### Job
The material below should be written out in full and exactly; pictures stay out of the copy.

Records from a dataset
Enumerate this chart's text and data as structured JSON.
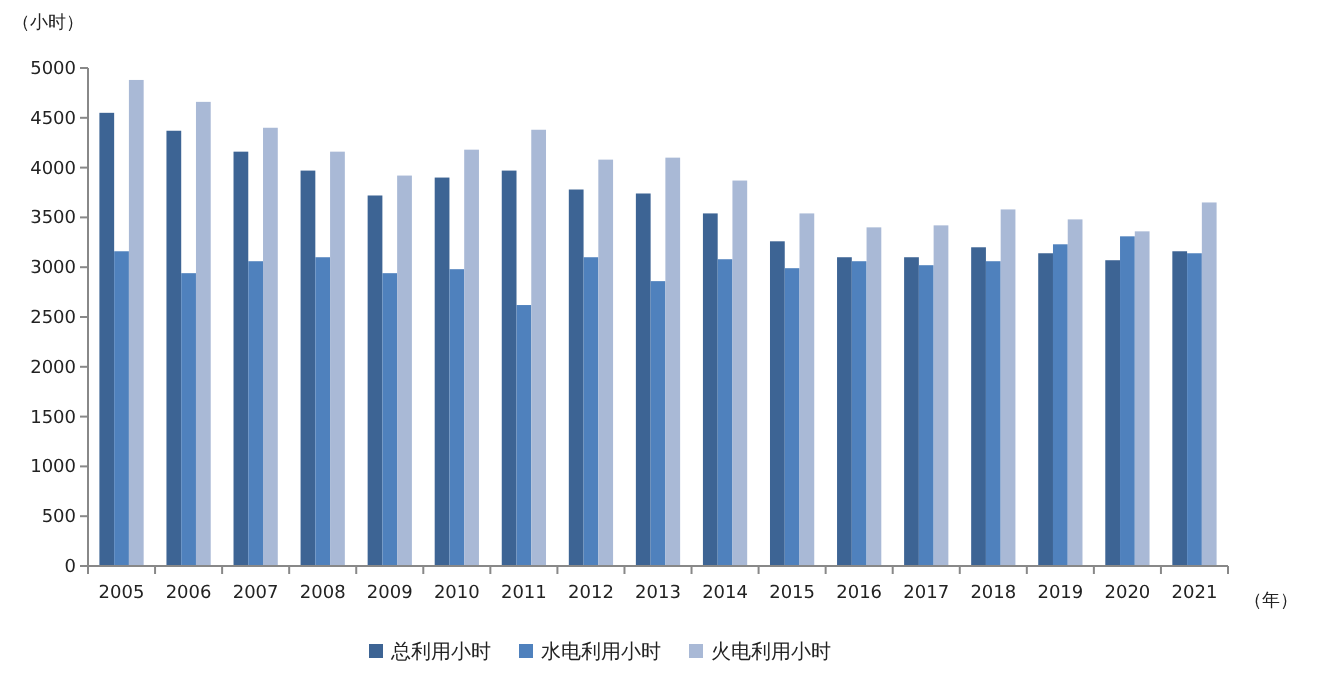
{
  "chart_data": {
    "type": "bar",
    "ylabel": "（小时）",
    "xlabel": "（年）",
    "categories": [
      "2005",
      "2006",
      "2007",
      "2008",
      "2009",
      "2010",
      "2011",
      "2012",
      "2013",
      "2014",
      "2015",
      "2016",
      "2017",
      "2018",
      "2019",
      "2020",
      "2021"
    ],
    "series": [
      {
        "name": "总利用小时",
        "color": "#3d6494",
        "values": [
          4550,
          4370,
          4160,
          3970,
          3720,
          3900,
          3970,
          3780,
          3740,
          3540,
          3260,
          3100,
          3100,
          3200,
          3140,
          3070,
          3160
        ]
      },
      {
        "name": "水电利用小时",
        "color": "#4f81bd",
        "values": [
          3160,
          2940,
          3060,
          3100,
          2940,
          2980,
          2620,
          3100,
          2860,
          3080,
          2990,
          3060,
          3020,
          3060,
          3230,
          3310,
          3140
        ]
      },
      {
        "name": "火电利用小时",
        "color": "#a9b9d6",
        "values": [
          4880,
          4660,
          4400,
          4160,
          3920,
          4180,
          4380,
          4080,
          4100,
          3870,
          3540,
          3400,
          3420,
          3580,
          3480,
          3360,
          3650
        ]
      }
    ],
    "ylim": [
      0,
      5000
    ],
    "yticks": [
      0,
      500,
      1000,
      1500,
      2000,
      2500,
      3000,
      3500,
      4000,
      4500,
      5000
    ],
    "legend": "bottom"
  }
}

### Full answer
Enumerate this chart's text and data as structured JSON.
{
  "chart_data": {
    "type": "bar",
    "ylabel": "（小时）",
    "xlabel": "（年）",
    "categories": [
      "2005",
      "2006",
      "2007",
      "2008",
      "2009",
      "2010",
      "2011",
      "2012",
      "2013",
      "2014",
      "2015",
      "2016",
      "2017",
      "2018",
      "2019",
      "2020",
      "2021"
    ],
    "series": [
      {
        "name": "总利用小时",
        "color": "#3d6494",
        "values": [
          4550,
          4370,
          4160,
          3970,
          3720,
          3900,
          3970,
          3780,
          3740,
          3540,
          3260,
          3100,
          3100,
          3200,
          3140,
          3070,
          3160
        ]
      },
      {
        "name": "水电利用小时",
        "color": "#4f81bd",
        "values": [
          3160,
          2940,
          3060,
          3100,
          2940,
          2980,
          2620,
          3100,
          2860,
          3080,
          2990,
          3060,
          3020,
          3060,
          3230,
          3310,
          3140
        ]
      },
      {
        "name": "火电利用小时",
        "color": "#a9b9d6",
        "values": [
          4880,
          4660,
          4400,
          4160,
          3920,
          4180,
          4380,
          4080,
          4100,
          3870,
          3540,
          3400,
          3420,
          3580,
          3480,
          3360,
          3650
        ]
      }
    ],
    "ylim": [
      0,
      5000
    ],
    "yticks": [
      0,
      500,
      1000,
      1500,
      2000,
      2500,
      3000,
      3500,
      4000,
      4500,
      5000
    ],
    "legend": "bottom"
  }
}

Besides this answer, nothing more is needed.